**** PROVIDED RECORDS ****

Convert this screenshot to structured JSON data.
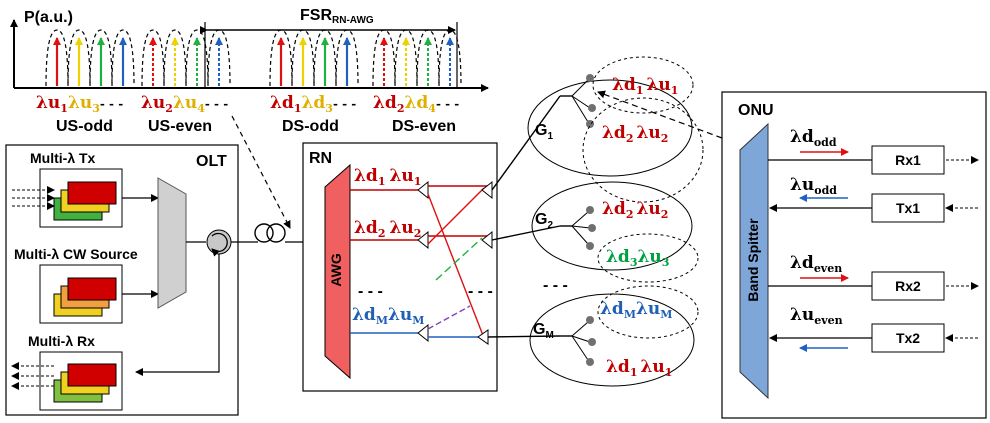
{
  "spectrum": {
    "ylabel": "P(a.u.)",
    "fsr_main": "FSR",
    "fsr_sub": "RN-AWG",
    "groups": [
      {
        "label": "US-odd",
        "l1": "λu",
        "s1": "1",
        "l2": "λu",
        "s2": "3",
        "dots": "- - -"
      },
      {
        "label": "US-even",
        "l1": "λu",
        "s1": "2",
        "l2": "λu",
        "s2": "4",
        "dots": "- - -"
      },
      {
        "label": "DS-odd",
        "l1": "λd",
        "s1": "1",
        "l2": "λd",
        "s2": "3",
        "dots": "- - -"
      },
      {
        "label": "DS-even",
        "l1": "λd",
        "s1": "2",
        "l2": "λd",
        "s2": "4",
        "dots": "- - -"
      }
    ]
  },
  "olt": {
    "title": "OLT",
    "tx": "Multi-λ Tx",
    "cw": "Multi-λ CW Source",
    "rx": "Multi-λ Rx"
  },
  "rn": {
    "title": "RN",
    "awg": "AWG",
    "ports": [
      {
        "d": "λd",
        "dsub": "1",
        "u": "λu",
        "usub": "1"
      },
      {
        "d": "λd",
        "dsub": "2",
        "u": "λu",
        "usub": "2"
      },
      {
        "d": "λd",
        "dsub": "M",
        "u": "λu",
        "usub": "M"
      }
    ],
    "dots": "- - -",
    "dots2": "- - -"
  },
  "groups": [
    {
      "name": "G",
      "sub": "1",
      "a_d": "λd",
      "a_dsub": "1",
      "a_u": "λu",
      "a_usub": "1",
      "b_d": "λd",
      "b_dsub": "2",
      "b_u": "λu",
      "b_usub": "2"
    },
    {
      "name": "G",
      "sub": "2",
      "a_d": "λd",
      "a_dsub": "2",
      "a_u": "λu",
      "a_usub": "2",
      "b_d": "λd",
      "b_dsub": "3",
      "b_u": "λu",
      "b_usub": "3"
    },
    {
      "name": "G",
      "sub": "M",
      "a_d": "λd",
      "a_dsub": "M",
      "a_u": "λu",
      "a_usub": "M",
      "b_d": "λd",
      "b_dsub": "1",
      "b_u": "λu",
      "b_usub": "1"
    }
  ],
  "groups_dots": "- - -",
  "onu": {
    "title": "ONU",
    "splitter": "Band Spitter",
    "rows": [
      {
        "lam": "λd",
        "sub": "odd",
        "box": "Rx1"
      },
      {
        "lam": "λu",
        "sub": "odd",
        "box": "Tx1"
      },
      {
        "lam": "λd",
        "sub": "even",
        "box": "Rx2"
      },
      {
        "lam": "λu",
        "sub": "even",
        "box": "Tx2"
      }
    ]
  },
  "colors": {
    "red": "#e01010",
    "yellow": "#f0d000",
    "green": "#20b040",
    "blue": "#2060c0",
    "awg": "#f06060",
    "splitter": "#7ea6d8"
  }
}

****

* [EXERCISE]
Output all of the records exactly as they appear above, but not the pictures.

* [RESPONSE TO THIS TASK]
Convert this screenshot to structured JSON data.
{
  "spectrum": {
    "ylabel": "P(a.u.)",
    "fsr_main": "FSR",
    "fsr_sub": "RN-AWG",
    "groups": [
      {
        "label": "US-odd",
        "l1": "λu",
        "s1": "1",
        "l2": "λu",
        "s2": "3",
        "dots": "- - -"
      },
      {
        "label": "US-even",
        "l1": "λu",
        "s1": "2",
        "l2": "λu",
        "s2": "4",
        "dots": "- - -"
      },
      {
        "label": "DS-odd",
        "l1": "λd",
        "s1": "1",
        "l2": "λd",
        "s2": "3",
        "dots": "- - -"
      },
      {
        "label": "DS-even",
        "l1": "λd",
        "s1": "2",
        "l2": "λd",
        "s2": "4",
        "dots": "- - -"
      }
    ]
  },
  "olt": {
    "title": "OLT",
    "tx": "Multi-λ Tx",
    "cw": "Multi-λ CW Source",
    "rx": "Multi-λ Rx"
  },
  "rn": {
    "title": "RN",
    "awg": "AWG",
    "ports": [
      {
        "d": "λd",
        "dsub": "1",
        "u": "λu",
        "usub": "1"
      },
      {
        "d": "λd",
        "dsub": "2",
        "u": "λu",
        "usub": "2"
      },
      {
        "d": "λd",
        "dsub": "M",
        "u": "λu",
        "usub": "M"
      }
    ],
    "dots": "- - -",
    "dots2": "- - -"
  },
  "groups": [
    {
      "name": "G",
      "sub": "1",
      "a_d": "λd",
      "a_dsub": "1",
      "a_u": "λu",
      "a_usub": "1",
      "b_d": "λd",
      "b_dsub": "2",
      "b_u": "λu",
      "b_usub": "2"
    },
    {
      "name": "G",
      "sub": "2",
      "a_d": "λd",
      "a_dsub": "2",
      "a_u": "λu",
      "a_usub": "2",
      "b_d": "λd",
      "b_dsub": "3",
      "b_u": "λu",
      "b_usub": "3"
    },
    {
      "name": "G",
      "sub": "M",
      "a_d": "λd",
      "a_dsub": "M",
      "a_u": "λu",
      "a_usub": "M",
      "b_d": "λd",
      "b_dsub": "1",
      "b_u": "λu",
      "b_usub": "1"
    }
  ],
  "groups_dots": "- - -",
  "onu": {
    "title": "ONU",
    "splitter": "Band Spitter",
    "rows": [
      {
        "lam": "λd",
        "sub": "odd",
        "box": "Rx1"
      },
      {
        "lam": "λu",
        "sub": "odd",
        "box": "Tx1"
      },
      {
        "lam": "λd",
        "sub": "even",
        "box": "Rx2"
      },
      {
        "lam": "λu",
        "sub": "even",
        "box": "Tx2"
      }
    ]
  },
  "colors": {
    "red": "#e01010",
    "yellow": "#f0d000",
    "green": "#20b040",
    "blue": "#2060c0",
    "awg": "#f06060",
    "splitter": "#7ea6d8"
  }
}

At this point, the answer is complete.